# Aim
In the data below, find each line containing the string "name" and return it.

# Dataset rows

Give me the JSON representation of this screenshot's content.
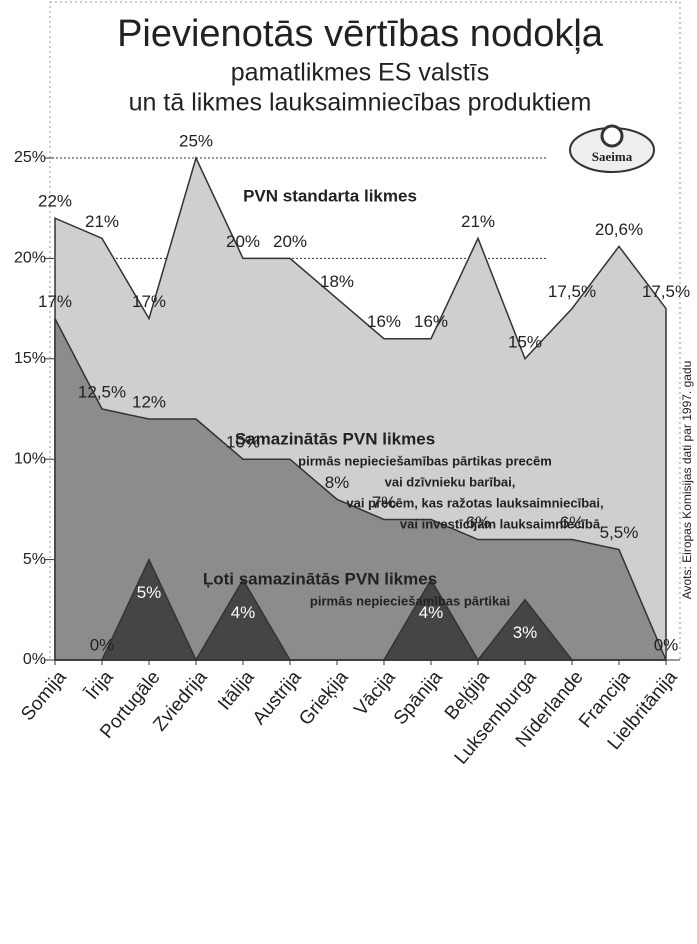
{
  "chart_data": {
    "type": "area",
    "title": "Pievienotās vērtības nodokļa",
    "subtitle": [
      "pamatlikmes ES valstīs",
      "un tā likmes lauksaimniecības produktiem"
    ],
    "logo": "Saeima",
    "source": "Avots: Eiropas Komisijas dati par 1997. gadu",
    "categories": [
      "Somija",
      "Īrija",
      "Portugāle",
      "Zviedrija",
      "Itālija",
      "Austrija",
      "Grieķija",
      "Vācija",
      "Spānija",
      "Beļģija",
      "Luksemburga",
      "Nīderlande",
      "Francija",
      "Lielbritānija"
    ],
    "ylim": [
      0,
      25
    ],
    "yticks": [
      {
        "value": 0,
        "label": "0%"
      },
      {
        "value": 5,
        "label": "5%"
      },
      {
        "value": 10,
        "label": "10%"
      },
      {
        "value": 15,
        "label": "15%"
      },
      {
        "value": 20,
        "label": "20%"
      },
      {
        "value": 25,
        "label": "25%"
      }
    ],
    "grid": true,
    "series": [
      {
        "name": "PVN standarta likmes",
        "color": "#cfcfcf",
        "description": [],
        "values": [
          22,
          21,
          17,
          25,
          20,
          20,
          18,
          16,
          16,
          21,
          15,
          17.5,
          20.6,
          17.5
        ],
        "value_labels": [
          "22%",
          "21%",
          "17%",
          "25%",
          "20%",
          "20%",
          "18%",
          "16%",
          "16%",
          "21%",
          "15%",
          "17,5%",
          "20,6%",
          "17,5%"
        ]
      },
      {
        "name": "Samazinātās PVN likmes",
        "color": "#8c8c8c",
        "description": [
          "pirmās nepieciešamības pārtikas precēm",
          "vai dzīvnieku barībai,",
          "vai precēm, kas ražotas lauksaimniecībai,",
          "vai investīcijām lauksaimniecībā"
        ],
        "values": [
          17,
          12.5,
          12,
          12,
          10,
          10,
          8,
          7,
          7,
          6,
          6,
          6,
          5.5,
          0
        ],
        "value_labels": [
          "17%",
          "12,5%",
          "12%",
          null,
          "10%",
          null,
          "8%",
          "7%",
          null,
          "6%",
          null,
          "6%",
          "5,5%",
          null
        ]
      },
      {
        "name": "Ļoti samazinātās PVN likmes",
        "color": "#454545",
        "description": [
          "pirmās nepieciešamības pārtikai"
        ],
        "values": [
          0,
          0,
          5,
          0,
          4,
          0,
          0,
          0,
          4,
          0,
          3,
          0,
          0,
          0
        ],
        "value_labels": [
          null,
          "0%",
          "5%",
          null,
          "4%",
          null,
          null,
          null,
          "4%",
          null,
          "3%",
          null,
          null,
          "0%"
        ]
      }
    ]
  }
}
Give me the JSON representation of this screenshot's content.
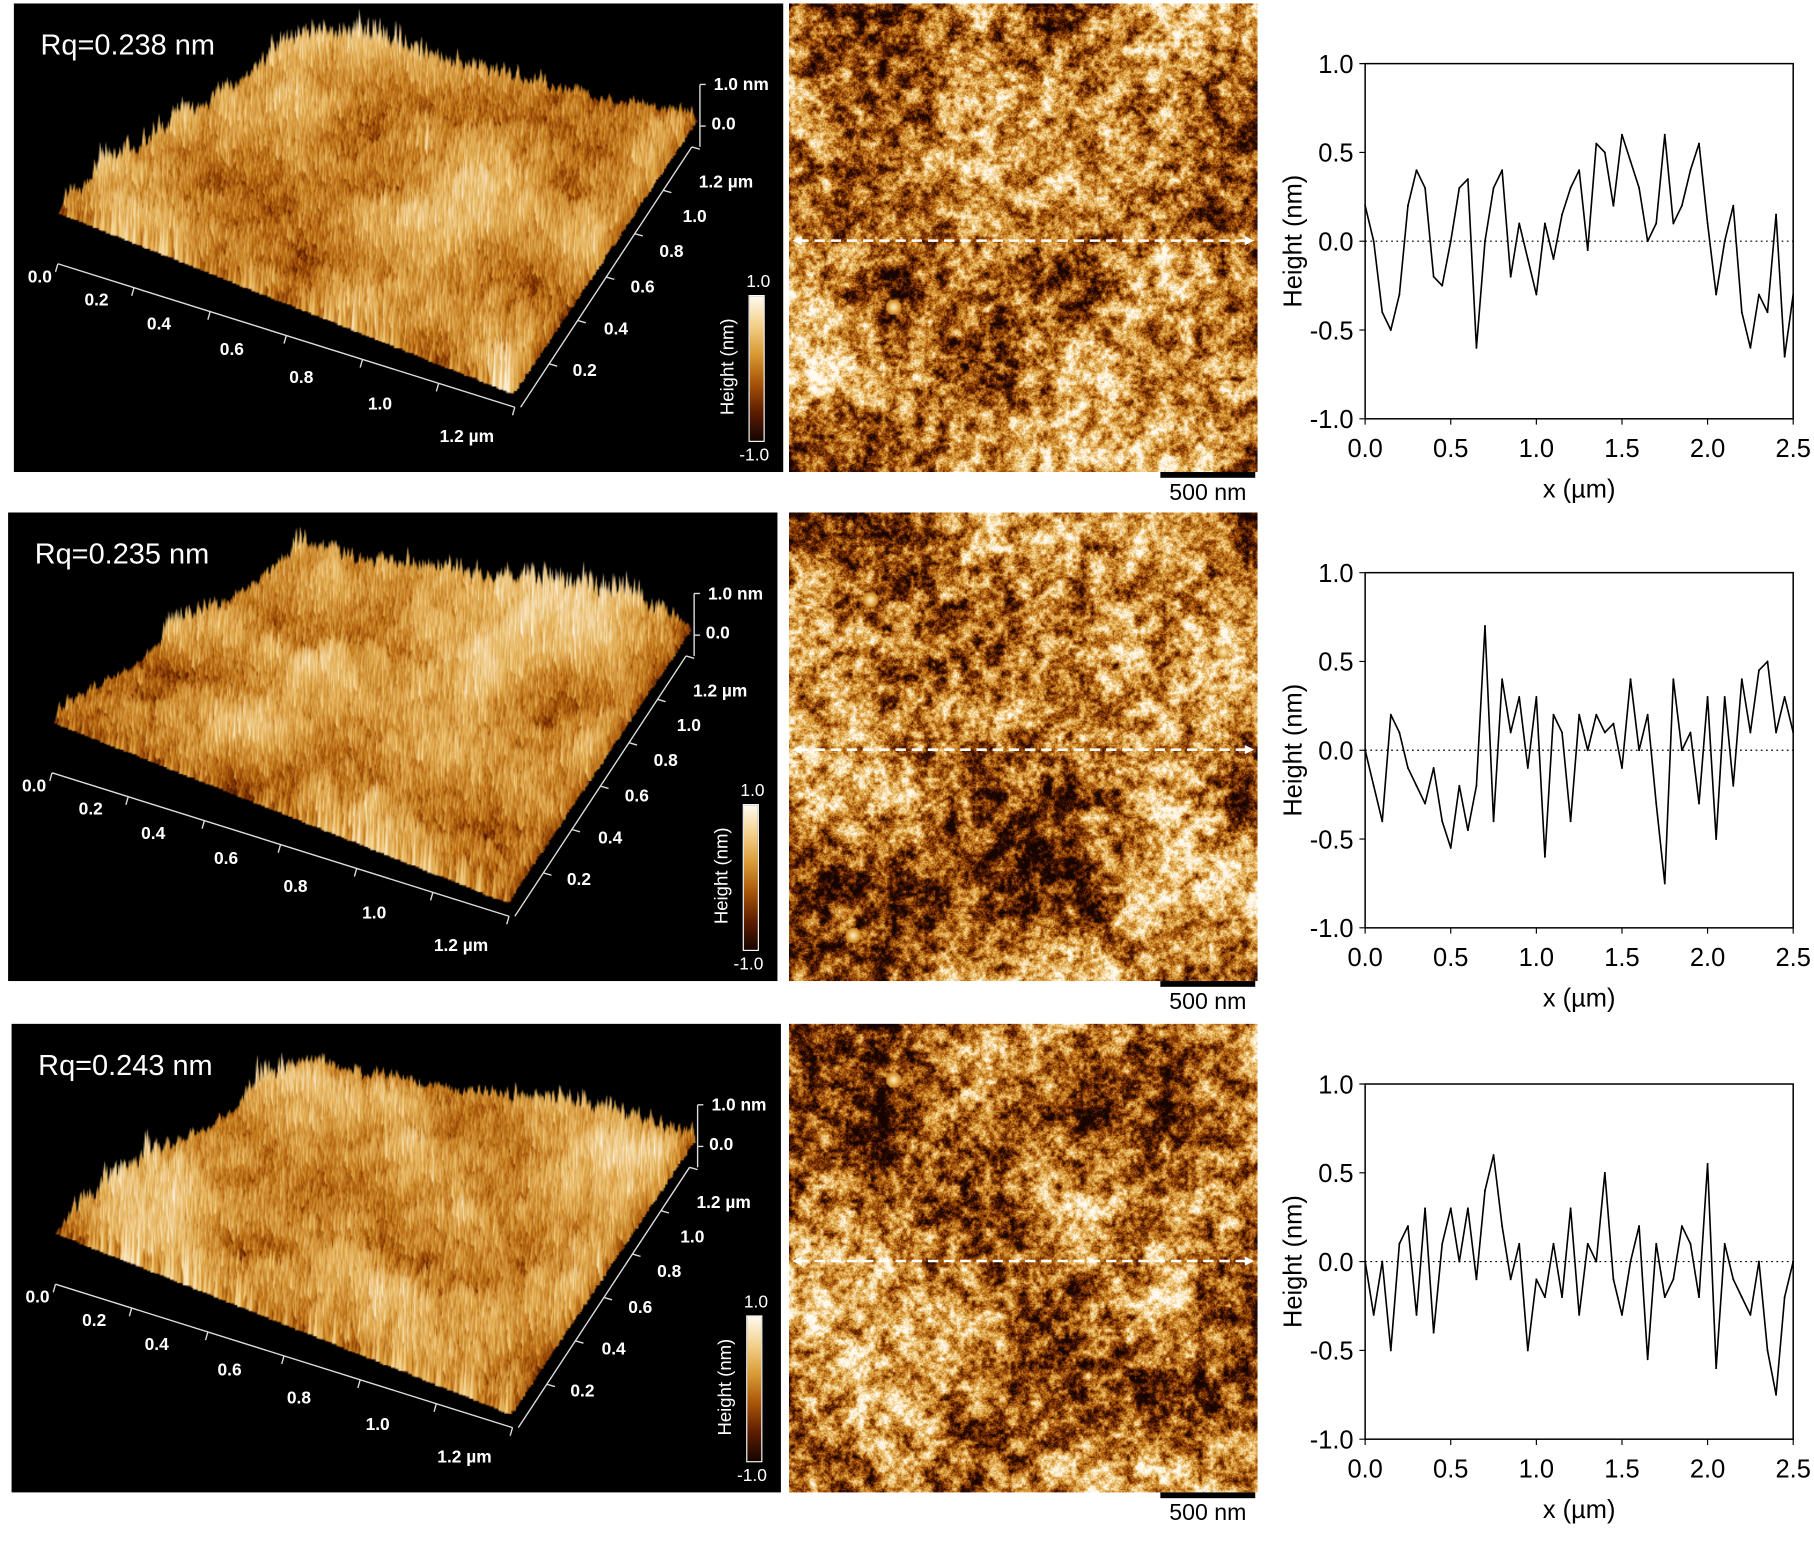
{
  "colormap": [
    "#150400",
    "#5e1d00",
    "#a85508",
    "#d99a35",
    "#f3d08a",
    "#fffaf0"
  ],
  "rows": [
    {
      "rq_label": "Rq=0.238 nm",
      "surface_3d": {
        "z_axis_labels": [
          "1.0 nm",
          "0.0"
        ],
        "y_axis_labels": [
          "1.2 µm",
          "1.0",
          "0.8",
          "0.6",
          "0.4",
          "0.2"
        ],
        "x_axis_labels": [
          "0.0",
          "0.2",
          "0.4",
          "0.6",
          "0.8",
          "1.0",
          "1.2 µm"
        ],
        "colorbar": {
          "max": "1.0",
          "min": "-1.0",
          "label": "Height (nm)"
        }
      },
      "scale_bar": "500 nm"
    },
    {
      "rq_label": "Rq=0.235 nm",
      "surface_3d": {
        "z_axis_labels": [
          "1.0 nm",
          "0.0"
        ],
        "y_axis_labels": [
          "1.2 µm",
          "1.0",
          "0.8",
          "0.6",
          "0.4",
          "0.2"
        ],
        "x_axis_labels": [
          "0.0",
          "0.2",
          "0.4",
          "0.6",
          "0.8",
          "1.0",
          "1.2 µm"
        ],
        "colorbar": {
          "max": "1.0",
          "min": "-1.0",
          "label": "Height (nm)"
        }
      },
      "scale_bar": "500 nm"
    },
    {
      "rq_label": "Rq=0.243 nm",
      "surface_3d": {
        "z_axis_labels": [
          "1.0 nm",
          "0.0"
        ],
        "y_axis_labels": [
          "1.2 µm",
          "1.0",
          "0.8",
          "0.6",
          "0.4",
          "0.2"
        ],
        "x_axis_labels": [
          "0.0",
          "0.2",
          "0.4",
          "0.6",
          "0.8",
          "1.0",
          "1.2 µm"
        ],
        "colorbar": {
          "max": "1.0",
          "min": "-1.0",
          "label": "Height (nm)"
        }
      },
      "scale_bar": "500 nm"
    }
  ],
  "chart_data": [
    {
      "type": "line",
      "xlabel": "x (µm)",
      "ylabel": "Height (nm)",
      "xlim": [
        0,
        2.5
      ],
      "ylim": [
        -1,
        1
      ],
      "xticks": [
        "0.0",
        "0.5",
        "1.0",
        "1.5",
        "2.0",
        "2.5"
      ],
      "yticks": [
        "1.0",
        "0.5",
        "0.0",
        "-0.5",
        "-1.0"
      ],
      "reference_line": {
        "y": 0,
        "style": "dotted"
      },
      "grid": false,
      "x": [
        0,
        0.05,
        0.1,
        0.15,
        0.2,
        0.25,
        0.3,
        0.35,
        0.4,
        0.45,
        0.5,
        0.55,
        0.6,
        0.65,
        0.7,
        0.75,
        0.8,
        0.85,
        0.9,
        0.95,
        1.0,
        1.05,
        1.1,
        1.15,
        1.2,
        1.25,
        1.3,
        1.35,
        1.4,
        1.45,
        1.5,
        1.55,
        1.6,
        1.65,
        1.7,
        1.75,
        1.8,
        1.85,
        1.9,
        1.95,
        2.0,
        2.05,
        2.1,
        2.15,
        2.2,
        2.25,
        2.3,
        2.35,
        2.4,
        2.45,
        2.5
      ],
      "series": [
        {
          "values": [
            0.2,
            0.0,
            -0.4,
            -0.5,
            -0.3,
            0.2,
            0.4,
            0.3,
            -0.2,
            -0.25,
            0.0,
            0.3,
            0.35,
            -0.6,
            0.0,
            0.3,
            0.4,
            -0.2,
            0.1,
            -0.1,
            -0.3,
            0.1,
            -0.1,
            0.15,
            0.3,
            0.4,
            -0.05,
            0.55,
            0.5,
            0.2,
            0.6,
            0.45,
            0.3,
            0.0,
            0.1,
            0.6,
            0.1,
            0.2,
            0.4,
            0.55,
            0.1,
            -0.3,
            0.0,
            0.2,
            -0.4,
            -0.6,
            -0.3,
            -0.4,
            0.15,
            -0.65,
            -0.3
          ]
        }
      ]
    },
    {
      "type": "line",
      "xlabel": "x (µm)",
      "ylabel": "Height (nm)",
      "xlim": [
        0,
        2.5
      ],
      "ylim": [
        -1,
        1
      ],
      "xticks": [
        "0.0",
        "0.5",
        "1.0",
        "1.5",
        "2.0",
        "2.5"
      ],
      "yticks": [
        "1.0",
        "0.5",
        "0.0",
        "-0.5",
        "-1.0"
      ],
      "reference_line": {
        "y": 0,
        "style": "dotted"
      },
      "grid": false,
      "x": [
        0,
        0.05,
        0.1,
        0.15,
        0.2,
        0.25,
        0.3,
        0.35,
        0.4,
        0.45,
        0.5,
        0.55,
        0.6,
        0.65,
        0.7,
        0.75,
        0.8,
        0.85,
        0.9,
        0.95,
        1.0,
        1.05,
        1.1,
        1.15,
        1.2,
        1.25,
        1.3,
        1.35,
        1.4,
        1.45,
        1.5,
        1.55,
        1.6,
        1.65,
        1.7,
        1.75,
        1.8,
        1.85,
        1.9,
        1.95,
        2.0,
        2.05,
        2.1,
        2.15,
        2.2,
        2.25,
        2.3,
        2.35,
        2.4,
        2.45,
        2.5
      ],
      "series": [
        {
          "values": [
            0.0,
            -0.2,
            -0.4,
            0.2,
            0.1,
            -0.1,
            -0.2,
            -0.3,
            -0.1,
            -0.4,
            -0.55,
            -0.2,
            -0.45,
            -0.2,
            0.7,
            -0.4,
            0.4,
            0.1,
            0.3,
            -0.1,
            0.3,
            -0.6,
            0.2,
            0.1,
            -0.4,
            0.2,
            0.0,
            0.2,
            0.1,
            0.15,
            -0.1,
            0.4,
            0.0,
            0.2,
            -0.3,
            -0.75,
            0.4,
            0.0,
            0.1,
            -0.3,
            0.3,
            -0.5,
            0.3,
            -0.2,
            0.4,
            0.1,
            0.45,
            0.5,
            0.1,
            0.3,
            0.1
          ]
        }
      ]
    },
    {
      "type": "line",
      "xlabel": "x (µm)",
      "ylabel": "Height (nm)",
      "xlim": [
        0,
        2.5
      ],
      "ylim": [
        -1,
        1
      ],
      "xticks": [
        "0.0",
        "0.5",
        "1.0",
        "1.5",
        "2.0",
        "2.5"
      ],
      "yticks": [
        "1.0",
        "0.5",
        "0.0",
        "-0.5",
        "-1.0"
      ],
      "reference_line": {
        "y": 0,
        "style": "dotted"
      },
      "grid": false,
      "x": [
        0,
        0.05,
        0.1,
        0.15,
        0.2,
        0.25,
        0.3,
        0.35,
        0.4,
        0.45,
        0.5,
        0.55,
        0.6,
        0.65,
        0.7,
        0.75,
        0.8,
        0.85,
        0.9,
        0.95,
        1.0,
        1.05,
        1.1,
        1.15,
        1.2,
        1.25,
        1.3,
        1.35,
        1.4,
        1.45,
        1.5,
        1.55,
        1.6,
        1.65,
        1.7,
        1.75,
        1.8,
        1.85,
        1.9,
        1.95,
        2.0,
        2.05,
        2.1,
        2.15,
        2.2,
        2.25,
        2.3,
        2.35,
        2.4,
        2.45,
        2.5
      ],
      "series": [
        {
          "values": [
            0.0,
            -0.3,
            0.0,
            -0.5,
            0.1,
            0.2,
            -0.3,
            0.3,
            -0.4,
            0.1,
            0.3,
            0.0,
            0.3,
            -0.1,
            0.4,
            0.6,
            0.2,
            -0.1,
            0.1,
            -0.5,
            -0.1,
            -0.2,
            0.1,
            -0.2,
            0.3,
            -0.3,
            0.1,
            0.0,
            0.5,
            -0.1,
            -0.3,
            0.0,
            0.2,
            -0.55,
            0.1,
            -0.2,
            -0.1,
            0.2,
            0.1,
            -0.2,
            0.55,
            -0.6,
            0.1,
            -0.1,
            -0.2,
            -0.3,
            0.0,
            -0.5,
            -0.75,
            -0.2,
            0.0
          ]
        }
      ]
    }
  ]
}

# The output
        "name": "PVN standarta likmes",
        "name": "Samazinātās PVN likmes",
        "name": "Ļoti samazinātās PVN likmes",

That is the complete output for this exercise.